**TASK INSTRUCTIONS**
Leave every picture out and write out the records below exactly.

**Collected data**

==========

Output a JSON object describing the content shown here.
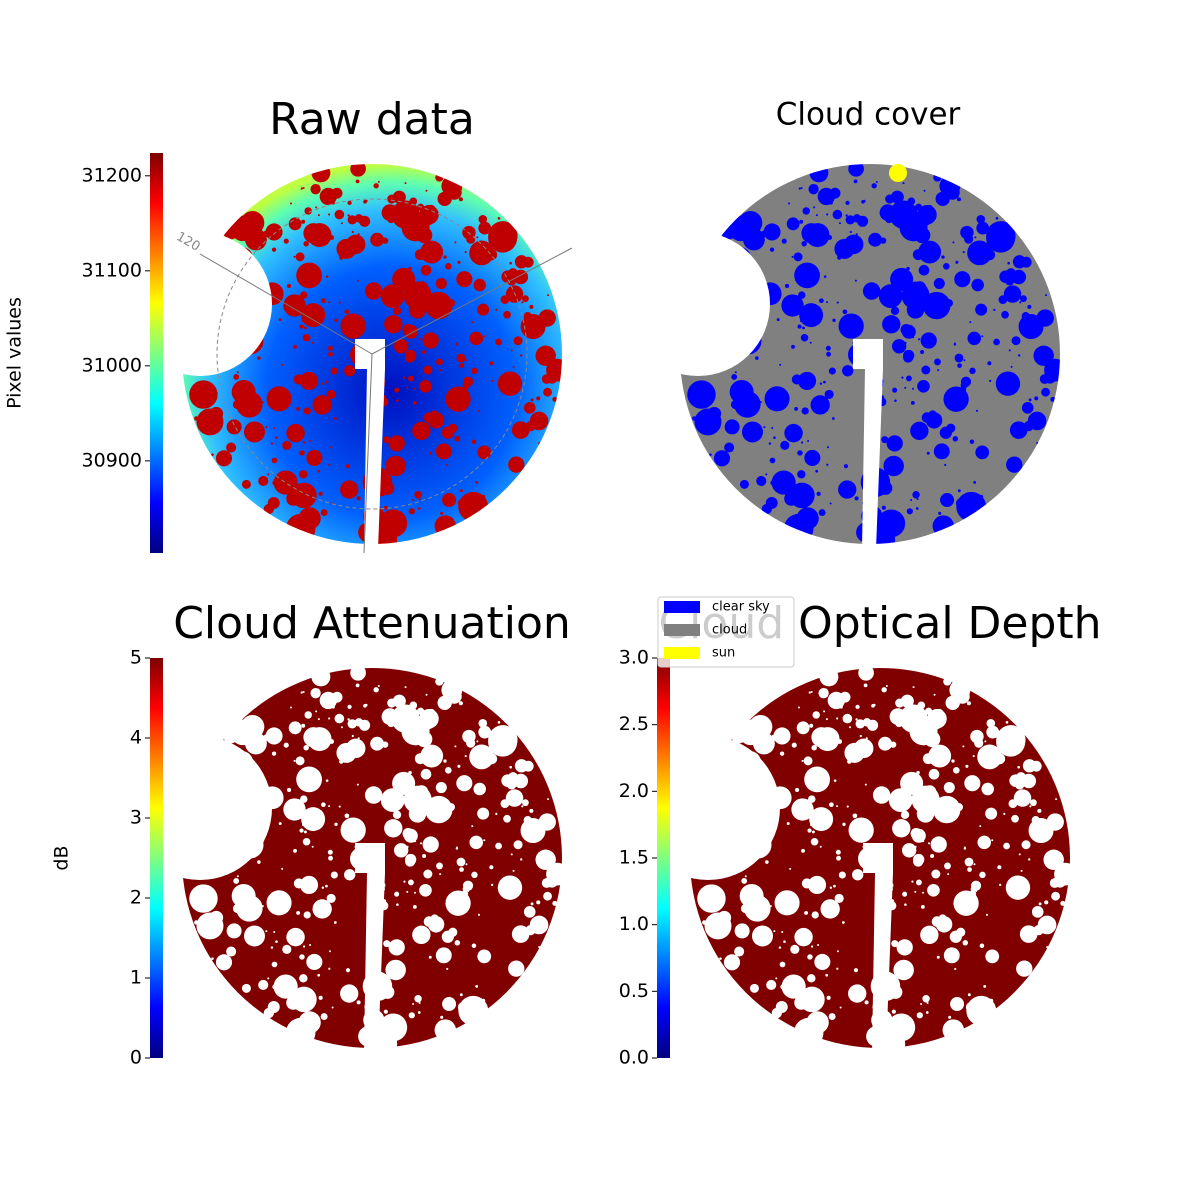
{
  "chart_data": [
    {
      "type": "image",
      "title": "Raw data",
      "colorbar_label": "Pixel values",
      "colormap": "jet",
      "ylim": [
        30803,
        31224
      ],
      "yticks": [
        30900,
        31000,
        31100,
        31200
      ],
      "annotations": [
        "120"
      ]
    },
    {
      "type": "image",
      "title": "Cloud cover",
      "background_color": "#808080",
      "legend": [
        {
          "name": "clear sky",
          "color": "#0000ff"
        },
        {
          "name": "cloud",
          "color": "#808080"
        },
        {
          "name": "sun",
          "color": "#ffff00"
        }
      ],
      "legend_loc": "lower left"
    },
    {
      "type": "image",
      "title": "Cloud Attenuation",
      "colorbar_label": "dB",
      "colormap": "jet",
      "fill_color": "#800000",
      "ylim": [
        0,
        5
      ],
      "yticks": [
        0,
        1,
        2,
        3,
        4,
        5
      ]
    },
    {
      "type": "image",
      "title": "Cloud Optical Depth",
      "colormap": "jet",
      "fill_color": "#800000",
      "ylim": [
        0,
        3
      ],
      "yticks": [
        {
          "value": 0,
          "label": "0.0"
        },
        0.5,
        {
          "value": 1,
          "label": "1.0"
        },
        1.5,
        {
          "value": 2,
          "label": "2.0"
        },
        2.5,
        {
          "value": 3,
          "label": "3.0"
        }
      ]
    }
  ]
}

==========

**THE REPLY**
Output a JSON object describing the content shown here.
{
  "chart_data": [
    {
      "type": "image",
      "title": "Raw data",
      "colorbar_label": "Pixel values",
      "colormap": "jet",
      "ylim": [
        30803,
        31224
      ],
      "yticks": [
        30900,
        31000,
        31100,
        31200
      ],
      "annotations": [
        "120"
      ]
    },
    {
      "type": "image",
      "title": "Cloud cover",
      "background_color": "#808080",
      "legend": [
        {
          "name": "clear sky",
          "color": "#0000ff"
        },
        {
          "name": "cloud",
          "color": "#808080"
        },
        {
          "name": "sun",
          "color": "#ffff00"
        }
      ],
      "legend_loc": "lower left"
    },
    {
      "type": "image",
      "title": "Cloud Attenuation",
      "colorbar_label": "dB",
      "colormap": "jet",
      "fill_color": "#800000",
      "ylim": [
        0,
        5
      ],
      "yticks": [
        0,
        1,
        2,
        3,
        4,
        5
      ]
    },
    {
      "type": "image",
      "title": "Cloud Optical Depth",
      "colormap": "jet",
      "fill_color": "#800000",
      "ylim": [
        0,
        3
      ],
      "yticks": [
        {
          "value": 0,
          "label": "0.0"
        },
        0.5,
        {
          "value": 1,
          "label": "1.0"
        },
        1.5,
        {
          "value": 2,
          "label": "2.0"
        },
        2.5,
        {
          "value": 3,
          "label": "3.0"
        }
      ]
    }
  ]
}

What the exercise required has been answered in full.